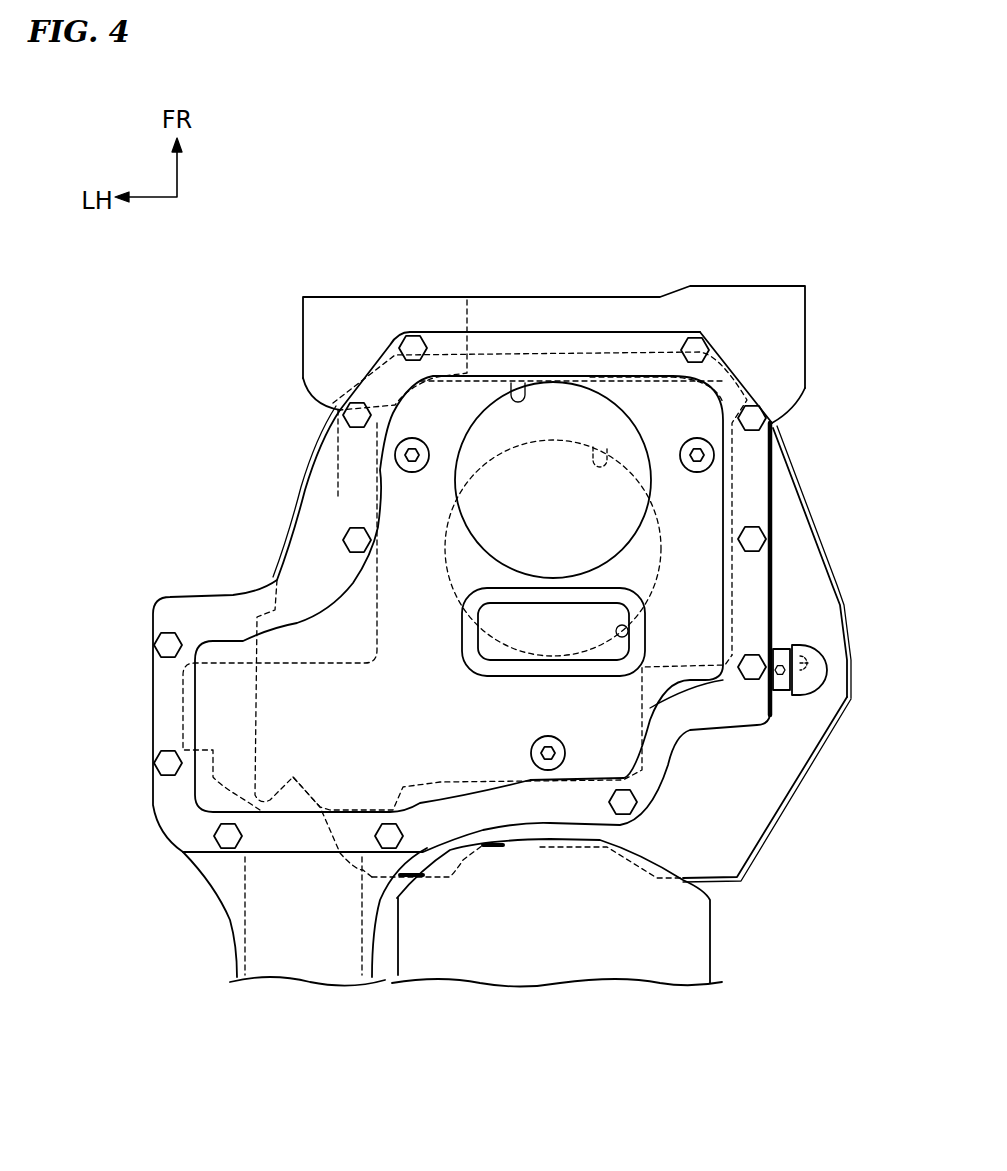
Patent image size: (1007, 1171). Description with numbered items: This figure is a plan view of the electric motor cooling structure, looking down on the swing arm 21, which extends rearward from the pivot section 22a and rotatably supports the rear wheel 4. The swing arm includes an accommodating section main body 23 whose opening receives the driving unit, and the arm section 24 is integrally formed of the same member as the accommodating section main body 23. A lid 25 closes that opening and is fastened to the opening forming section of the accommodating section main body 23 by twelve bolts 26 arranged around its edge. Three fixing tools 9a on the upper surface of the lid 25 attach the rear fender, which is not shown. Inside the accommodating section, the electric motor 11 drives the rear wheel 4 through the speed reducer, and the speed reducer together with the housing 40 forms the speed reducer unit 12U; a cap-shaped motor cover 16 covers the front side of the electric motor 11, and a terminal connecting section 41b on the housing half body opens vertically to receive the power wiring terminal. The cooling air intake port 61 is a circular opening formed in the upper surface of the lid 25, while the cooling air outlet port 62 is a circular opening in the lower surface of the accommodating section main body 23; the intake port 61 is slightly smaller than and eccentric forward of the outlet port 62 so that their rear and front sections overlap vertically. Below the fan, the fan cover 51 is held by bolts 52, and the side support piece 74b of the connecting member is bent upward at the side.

The rear wheel 4 is at (695, 943).
The fixing tool 9a is at (405, 457).
The electric motor 11 is at (355, 603).
The speed reducer unit 12U is at (168, 717).
The motor cover 16 is at (460, 370).
The swing arm 21 is at (198, 880).
The pivot section 22a is at (742, 310).
The accommodating section main body 23 is at (772, 520).
The arm section 24 is at (233, 953).
The lid 25 is at (568, 340).
The bolt 26 is at (411, 345).
The housing 40 is at (660, 718).
The terminal connecting section 41b is at (640, 643).
The fan cover 51 is at (758, 853).
The bolt 52 is at (830, 670).
The cooling air intake port 61 is at (518, 388).
The cooling air outlet port 62 is at (598, 452).
The side support piece 74b is at (778, 688).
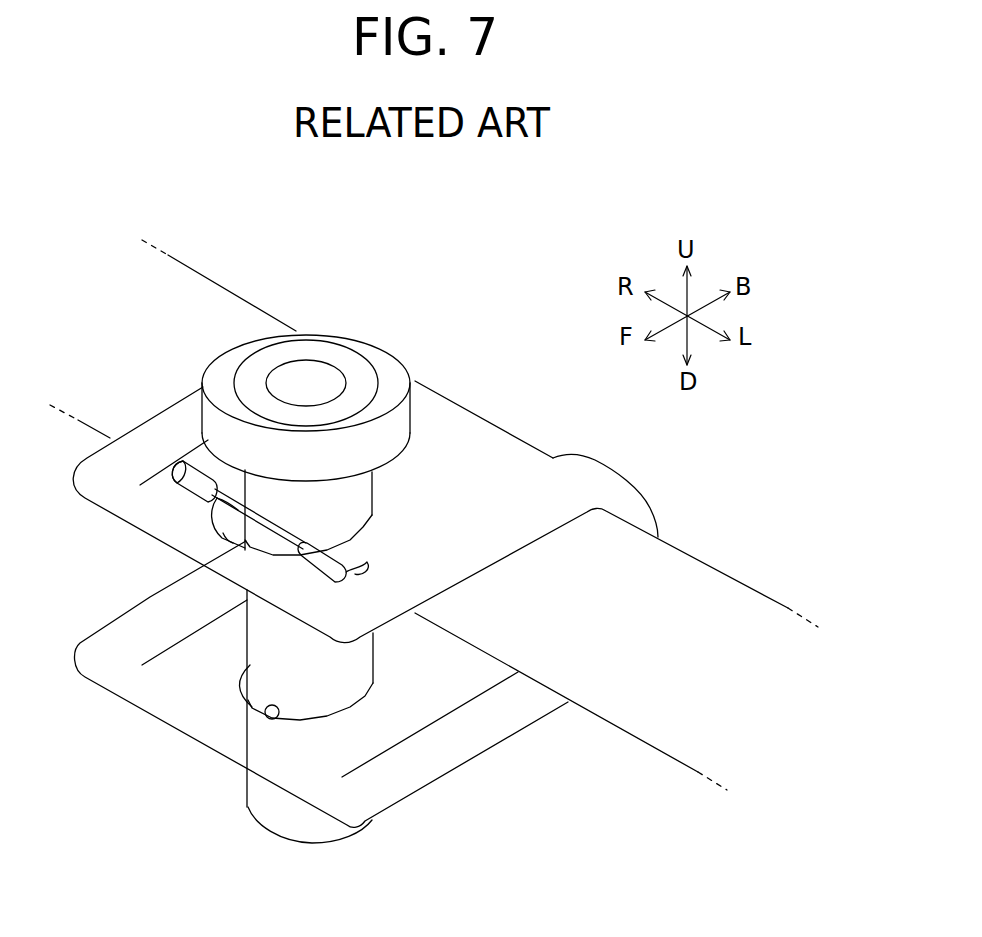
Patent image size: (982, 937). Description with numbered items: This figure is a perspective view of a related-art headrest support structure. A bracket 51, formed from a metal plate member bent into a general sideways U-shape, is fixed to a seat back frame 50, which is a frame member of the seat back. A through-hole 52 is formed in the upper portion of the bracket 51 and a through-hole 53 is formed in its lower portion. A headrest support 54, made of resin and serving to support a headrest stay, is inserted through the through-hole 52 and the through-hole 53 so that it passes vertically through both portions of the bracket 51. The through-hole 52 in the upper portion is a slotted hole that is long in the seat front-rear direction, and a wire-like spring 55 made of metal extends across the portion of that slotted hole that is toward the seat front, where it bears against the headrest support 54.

The seat back frame 50 is at (237, 313).
The bracket 51 is at (115, 468).
The through-hole 52 is at (210, 534).
The through-hole 53 is at (265, 715).
The headrest support 54 is at (272, 648).
The wire-like spring 55 is at (215, 505).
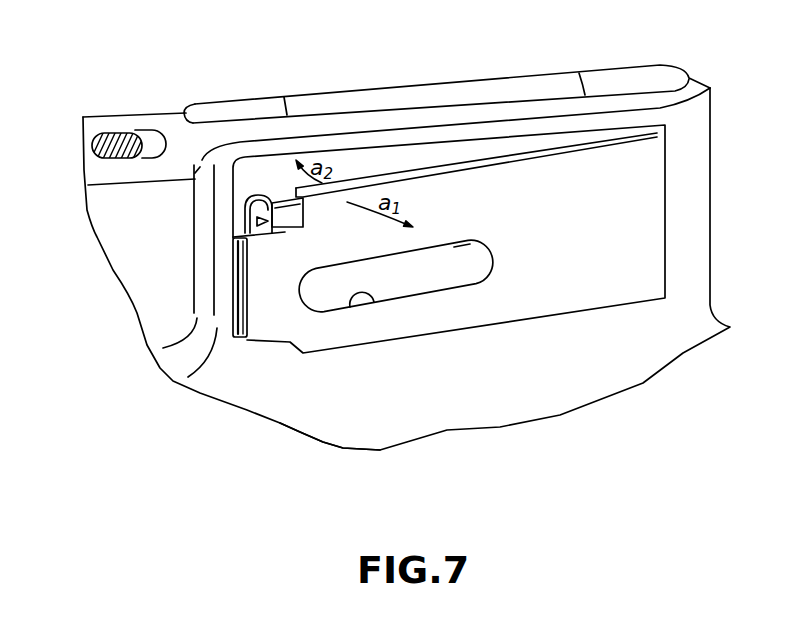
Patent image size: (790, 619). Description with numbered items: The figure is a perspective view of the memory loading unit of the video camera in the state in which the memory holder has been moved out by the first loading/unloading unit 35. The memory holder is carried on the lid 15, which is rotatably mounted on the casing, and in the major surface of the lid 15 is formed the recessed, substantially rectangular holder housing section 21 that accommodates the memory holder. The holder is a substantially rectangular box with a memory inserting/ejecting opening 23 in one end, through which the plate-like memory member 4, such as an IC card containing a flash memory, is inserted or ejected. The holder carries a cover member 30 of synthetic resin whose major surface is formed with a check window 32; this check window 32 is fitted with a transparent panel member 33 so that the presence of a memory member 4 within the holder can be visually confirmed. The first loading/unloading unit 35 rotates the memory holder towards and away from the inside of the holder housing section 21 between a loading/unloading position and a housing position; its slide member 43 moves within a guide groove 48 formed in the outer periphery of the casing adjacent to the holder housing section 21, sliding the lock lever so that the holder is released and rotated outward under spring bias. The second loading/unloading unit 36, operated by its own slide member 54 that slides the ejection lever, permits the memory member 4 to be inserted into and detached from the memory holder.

The memory member 4 is at (240, 284).
The lid 15 is at (299, 420).
The holder housing section 21 is at (240, 178).
The memory inserting/ejecting opening 23 is at (243, 337).
The cover member 30 is at (465, 275).
The check window 32 is at (375, 297).
The transparent panel member 33 is at (457, 255).
The first loading/unloading unit 35 is at (132, 129).
The second loading/unloading unit 36 is at (280, 236).
The slide member 43 is at (113, 133).
The guide groove 48 is at (155, 152).
The slide member 54 is at (250, 222).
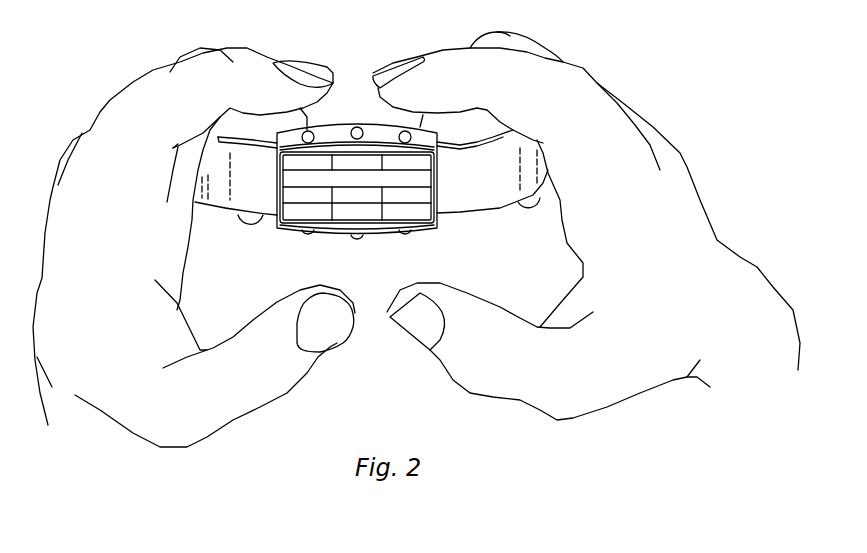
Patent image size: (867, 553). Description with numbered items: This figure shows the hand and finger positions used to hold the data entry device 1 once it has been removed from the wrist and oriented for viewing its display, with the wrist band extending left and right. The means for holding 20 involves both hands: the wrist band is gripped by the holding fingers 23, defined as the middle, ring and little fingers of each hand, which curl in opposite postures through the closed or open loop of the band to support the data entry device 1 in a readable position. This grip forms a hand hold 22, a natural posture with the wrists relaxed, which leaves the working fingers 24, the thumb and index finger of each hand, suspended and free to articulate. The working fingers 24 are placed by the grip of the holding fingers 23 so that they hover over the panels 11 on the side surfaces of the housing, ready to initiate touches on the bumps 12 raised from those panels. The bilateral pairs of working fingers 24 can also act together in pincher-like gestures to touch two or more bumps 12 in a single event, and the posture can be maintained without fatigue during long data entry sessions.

The data entry device 1 is at (371, 162).
The panel 11 is at (337, 238).
The bumps 12 is at (357, 125).
The means for holding 20 is at (403, 342).
The hand hold 22 is at (578, 220).
The holding fingers 23 is at (253, 223).
The working fingers 24 is at (202, 80).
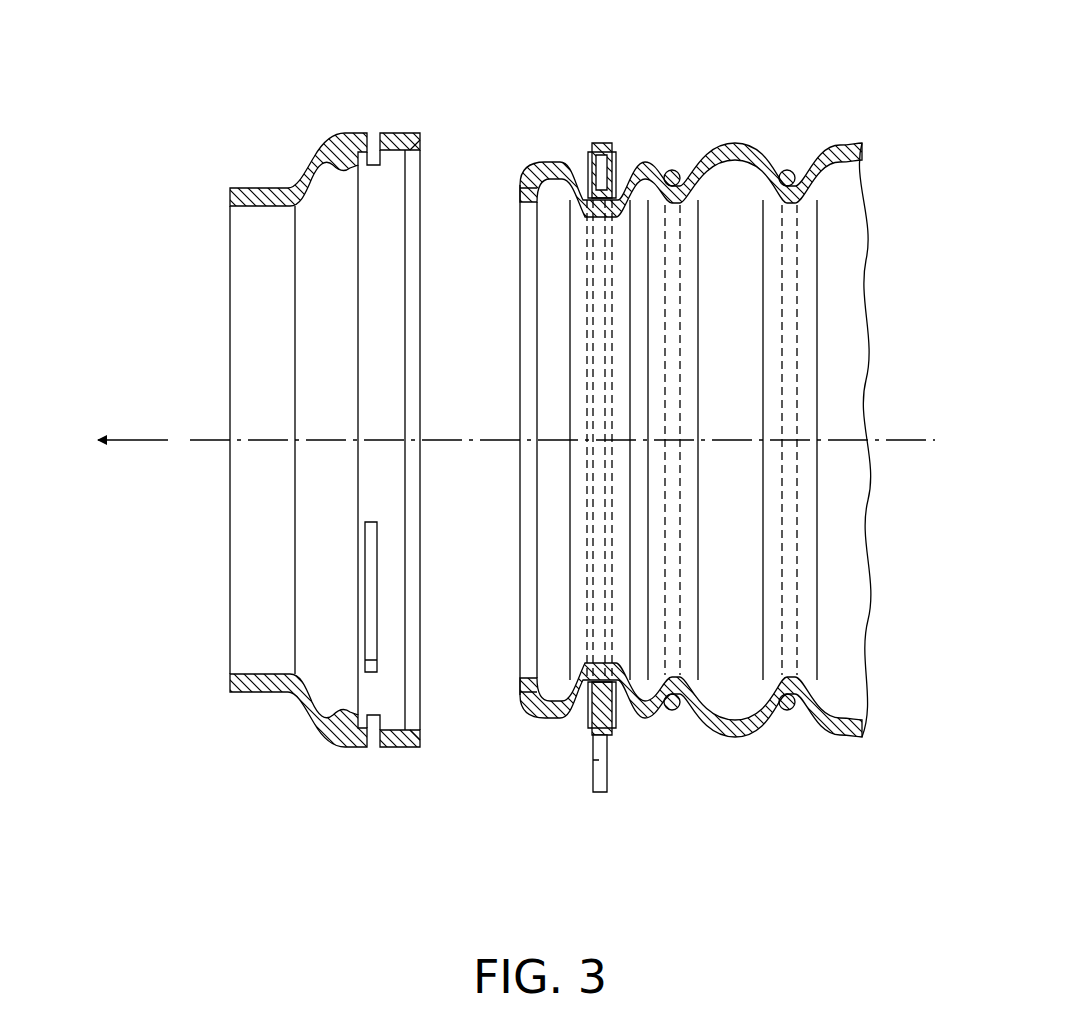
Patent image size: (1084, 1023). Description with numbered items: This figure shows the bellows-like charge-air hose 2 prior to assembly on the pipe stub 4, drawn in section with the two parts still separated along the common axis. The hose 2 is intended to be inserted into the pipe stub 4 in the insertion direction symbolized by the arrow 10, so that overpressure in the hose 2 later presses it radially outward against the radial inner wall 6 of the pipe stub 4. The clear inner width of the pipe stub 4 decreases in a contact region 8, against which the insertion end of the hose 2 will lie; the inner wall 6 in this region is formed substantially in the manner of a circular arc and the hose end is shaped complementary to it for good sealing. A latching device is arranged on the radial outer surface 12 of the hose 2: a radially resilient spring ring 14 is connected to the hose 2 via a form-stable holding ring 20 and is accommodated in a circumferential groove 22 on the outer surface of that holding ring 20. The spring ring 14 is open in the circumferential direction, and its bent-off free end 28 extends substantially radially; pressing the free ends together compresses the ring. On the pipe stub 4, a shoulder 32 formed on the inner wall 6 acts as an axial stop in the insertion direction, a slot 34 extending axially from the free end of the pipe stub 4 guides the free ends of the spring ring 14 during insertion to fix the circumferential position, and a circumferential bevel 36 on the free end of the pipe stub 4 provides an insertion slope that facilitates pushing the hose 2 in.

• **Exercise aim**
Reproduce all of the lines above word for word, omitting the pictures.

• **Result of the exercise**
Patent image size: (1007, 1171). Description with numbered items: This figure is a plan view of the electric motor cooling structure, looking down on the swing arm 21, which extends rearward from the pivot section 22a and rotatably supports the rear wheel 4. The swing arm includes an accommodating section main body 23 whose opening receives the driving unit, and the arm section 24 is integrally formed of the same member as the accommodating section main body 23. A lid 25 closes that opening and is fastened to the opening forming section of the accommodating section main body 23 by twelve bolts 26 arranged around its edge. Three fixing tools 9a on the upper surface of the lid 25 attach the rear fender, which is not shown. Inside the accommodating section, the electric motor 11 drives the rear wheel 4 through the speed reducer, and the speed reducer together with the housing 40 forms the speed reducer unit 12U; a cap-shaped motor cover 16 covers the front side of the electric motor 11, and a terminal connecting section 41b on the housing half body opens vertically to receive the power wiring terminal. The cooling air intake port 61 is a circular opening formed in the upper surface of the lid 25, while the cooling air outlet port 62 is a circular opening in the lower surface of the accommodating section main body 23; the intake port 61 is slightly smaller than and eccentric forward of the outlet port 62 so that their rear and front sections overlap vertically. Below the fan, the fan cover 51 is held by bolts 52, and the side support piece 74b of the connecting member is bent upward at the side.

The rear wheel 4 is at (695, 943).
The fixing tool 9a is at (405, 457).
The electric motor 11 is at (355, 603).
The speed reducer unit 12U is at (168, 717).
The motor cover 16 is at (460, 370).
The swing arm 21 is at (198, 880).
The pivot section 22a is at (742, 310).
The accommodating section main body 23 is at (772, 520).
The arm section 24 is at (233, 953).
The lid 25 is at (568, 340).
The bolt 26 is at (411, 345).
The housing 40 is at (660, 718).
The terminal connecting section 41b is at (640, 643).
The fan cover 51 is at (758, 853).
The bolt 52 is at (830, 670).
The cooling air intake port 61 is at (518, 388).
The cooling air outlet port 62 is at (598, 452).
The side support piece 74b is at (778, 688).
Patent image size: (982, 937). Description with numbered items: This figure is a perspective view of a related-art headrest support structure. A bracket 51, formed from a metal plate member bent into a general sideways U-shape, is fixed to a seat back frame 50, which is a frame member of the seat back. A through-hole 52 is formed in the upper portion of the bracket 51 and a through-hole 53 is formed in its lower portion. A headrest support 54, made of resin and serving to support a headrest stay, is inserted through the through-hole 52 and the through-hole 53 so that it passes vertically through both portions of the bracket 51. The through-hole 52 in the upper portion is a slotted hole that is long in the seat front-rear direction, and a wire-like spring 55 made of metal extends across the portion of that slotted hole that is toward the seat front, where it bears against the headrest support 54.

The seat back frame 50 is at (237, 313).
The bracket 51 is at (115, 468).
The through-hole 52 is at (210, 534).
The through-hole 53 is at (265, 715).
The headrest support 54 is at (272, 648).
The wire-like spring 55 is at (215, 505).
Patent image size: (790, 619). Description with numbered items: The figure is a perspective view of the memory loading unit of the video camera in the state in which the memory holder has been moved out by the first loading/unloading unit 35. The memory holder is carried on the lid 15, which is rotatably mounted on the casing, and in the major surface of the lid 15 is formed the recessed, substantially rectangular holder housing section 21 that accommodates the memory holder. The holder is a substantially rectangular box with a memory inserting/ejecting opening 23 in one end, through which the plate-like memory member 4, such as an IC card containing a flash memory, is inserted or ejected. The holder carries a cover member 30 of synthetic resin whose major surface is formed with a check window 32; this check window 32 is fitted with a transparent panel member 33 so that the presence of a memory member 4 within the holder can be visually confirmed. The first loading/unloading unit 35 rotates the memory holder towards and away from the inside of the holder housing section 21 between a loading/unloading position and a housing position; its slide member 43 moves within a guide groove 48 formed in the outer periphery of the casing adjacent to the holder housing section 21, sliding the lock lever so that the holder is released and rotated outward under spring bias. The second loading/unloading unit 36, operated by its own slide member 54 that slides the ejection lever, permits the memory member 4 to be inserted into and detached from the memory holder.

The memory member 4 is at (240, 284).
The lid 15 is at (299, 420).
The holder housing section 21 is at (240, 178).
The memory inserting/ejecting opening 23 is at (243, 337).
The cover member 30 is at (465, 275).
The check window 32 is at (375, 297).
The transparent panel member 33 is at (457, 255).
The first loading/unloading unit 35 is at (132, 129).
The second loading/unloading unit 36 is at (280, 236).
The slide member 43 is at (113, 133).
The guide groove 48 is at (155, 152).
The slide member 54 is at (250, 222).
Patent image size: (867, 553). Description with numbered items: This figure shows the hand and finger positions used to hold the data entry device 1 once it has been removed from the wrist and oriented for viewing its display, with the wrist band extending left and right. The means for holding 20 involves both hands: the wrist band is gripped by the holding fingers 23, defined as the middle, ring and little fingers of each hand, which curl in opposite postures through the closed or open loop of the band to support the data entry device 1 in a readable position. This grip forms a hand hold 22, a natural posture with the wrists relaxed, which leaves the working fingers 24, the thumb and index finger of each hand, suspended and free to articulate. The working fingers 24 are placed by the grip of the holding fingers 23 so that they hover over the panels 11 on the side surfaces of the housing, ready to initiate touches on the bumps 12 raised from those panels. The bilateral pairs of working fingers 24 can also act together in pincher-like gestures to touch two or more bumps 12 in a single event, and the posture can be maintained without fatigue during long data entry sessions.

The data entry device 1 is at (371, 162).
The panel 11 is at (337, 238).
The bumps 12 is at (357, 125).
The means for holding 20 is at (403, 342).
The hand hold 22 is at (578, 220).
The holding fingers 23 is at (253, 223).
The working fingers 24 is at (202, 80).
Patent image size: (1084, 1023). Description with numbered items: This figure shows the bellows-like charge-air hose 2 prior to assembly on the pipe stub 4, drawn in section with the two parts still separated along the common axis. The hose 2 is intended to be inserted into the pipe stub 4 in the insertion direction symbolized by the arrow 10, so that overpressure in the hose 2 later presses it radially outward against the radial inner wall 6 of the pipe stub 4. The clear inner width of the pipe stub 4 decreases in a contact region 8, against which the insertion end of the hose 2 will lie; the inner wall 6 in this region is formed substantially in the manner of a circular arc and the hose end is shaped complementary to it for good sealing. A latching device is arranged on the radial outer surface 12 of the hose 2: a radially resilient spring ring 14 is connected to the hose 2 via a form-stable holding ring 20 and is accommodated in a circumferential groove 22 on the outer surface of that holding ring 20. The spring ring 14 is open in the circumferential direction, and its bent-off free end 28 extends substantially radially; pressing the free ends together compresses the ring. On the pipe stub 4, a shoulder 32 formed on the inner wall 6 acts as an axial stop in the insertion direction, a slot 34 extending axially from the free end of the pipe stub 4 guides the free ends of the spring ring 14 during insertion to fix the circumferential position, and a circumferential bevel 36 on the free end of the pipe stub 4 provides an insertion slope that facilitates pushing the hose 2 in.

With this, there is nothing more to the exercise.